◆ Listed records ◆
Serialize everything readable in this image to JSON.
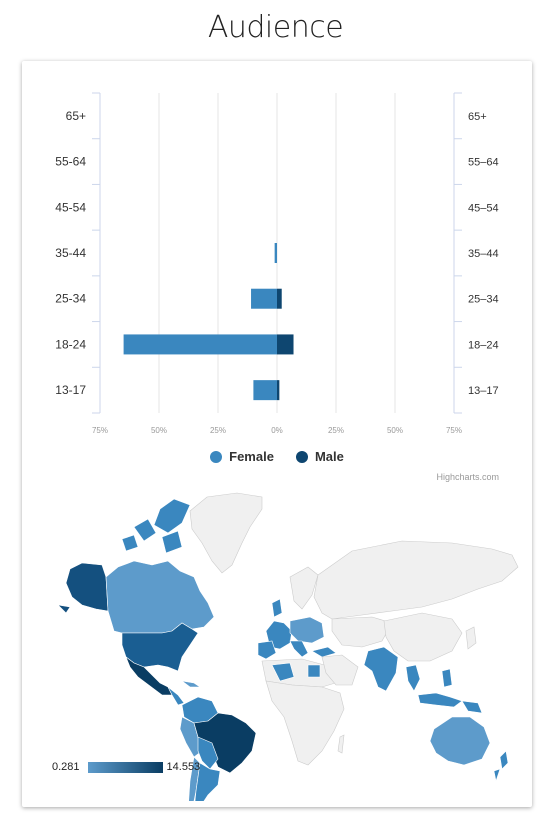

...

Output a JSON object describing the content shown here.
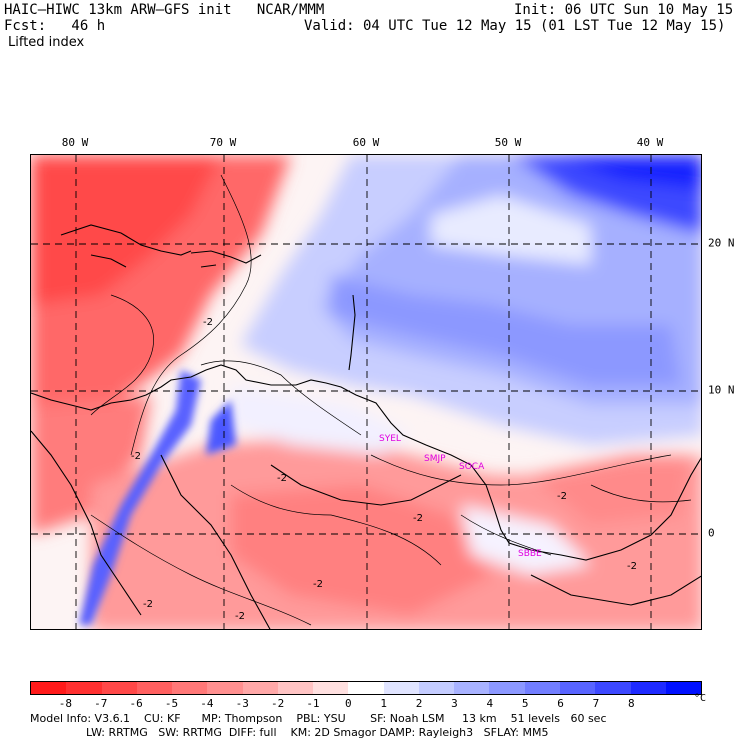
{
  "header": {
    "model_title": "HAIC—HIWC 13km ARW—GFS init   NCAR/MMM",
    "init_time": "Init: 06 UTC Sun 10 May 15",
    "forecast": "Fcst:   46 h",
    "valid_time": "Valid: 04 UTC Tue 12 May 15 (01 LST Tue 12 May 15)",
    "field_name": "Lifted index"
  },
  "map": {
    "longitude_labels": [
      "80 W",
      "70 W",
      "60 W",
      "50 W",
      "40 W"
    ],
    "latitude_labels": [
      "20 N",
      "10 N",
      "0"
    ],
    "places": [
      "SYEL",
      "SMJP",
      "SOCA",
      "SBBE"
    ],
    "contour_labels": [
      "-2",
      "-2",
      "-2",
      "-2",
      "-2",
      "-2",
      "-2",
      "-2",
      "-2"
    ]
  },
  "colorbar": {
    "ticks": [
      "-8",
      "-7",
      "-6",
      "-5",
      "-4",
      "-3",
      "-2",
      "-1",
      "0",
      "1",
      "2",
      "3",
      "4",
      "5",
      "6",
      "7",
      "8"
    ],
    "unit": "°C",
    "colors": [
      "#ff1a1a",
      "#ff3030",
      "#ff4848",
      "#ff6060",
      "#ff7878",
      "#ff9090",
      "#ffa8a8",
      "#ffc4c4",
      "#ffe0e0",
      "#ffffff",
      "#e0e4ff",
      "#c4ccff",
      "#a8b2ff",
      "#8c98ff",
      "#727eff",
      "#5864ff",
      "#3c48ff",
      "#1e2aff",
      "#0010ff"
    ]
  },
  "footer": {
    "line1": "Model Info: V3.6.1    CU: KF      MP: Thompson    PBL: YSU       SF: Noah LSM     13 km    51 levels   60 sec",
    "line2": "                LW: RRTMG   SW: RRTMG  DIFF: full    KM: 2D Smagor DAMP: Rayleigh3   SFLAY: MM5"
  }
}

==

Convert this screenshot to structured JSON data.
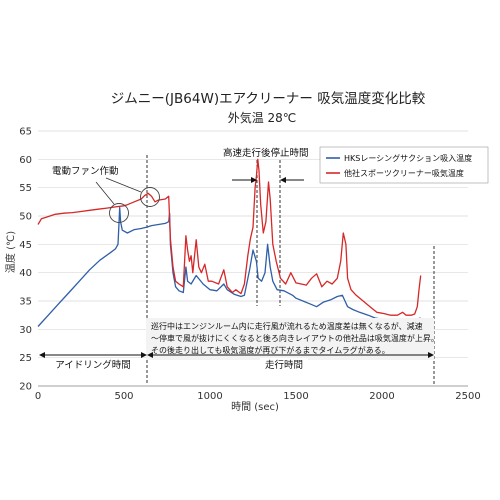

◆ What is required ◆
Locate all lines in the listing above with the word "this" and copy them.

◆ Expected output ◆
Serialize everything readable in this image to JSON.
Convert this screenshot to structured JSON data.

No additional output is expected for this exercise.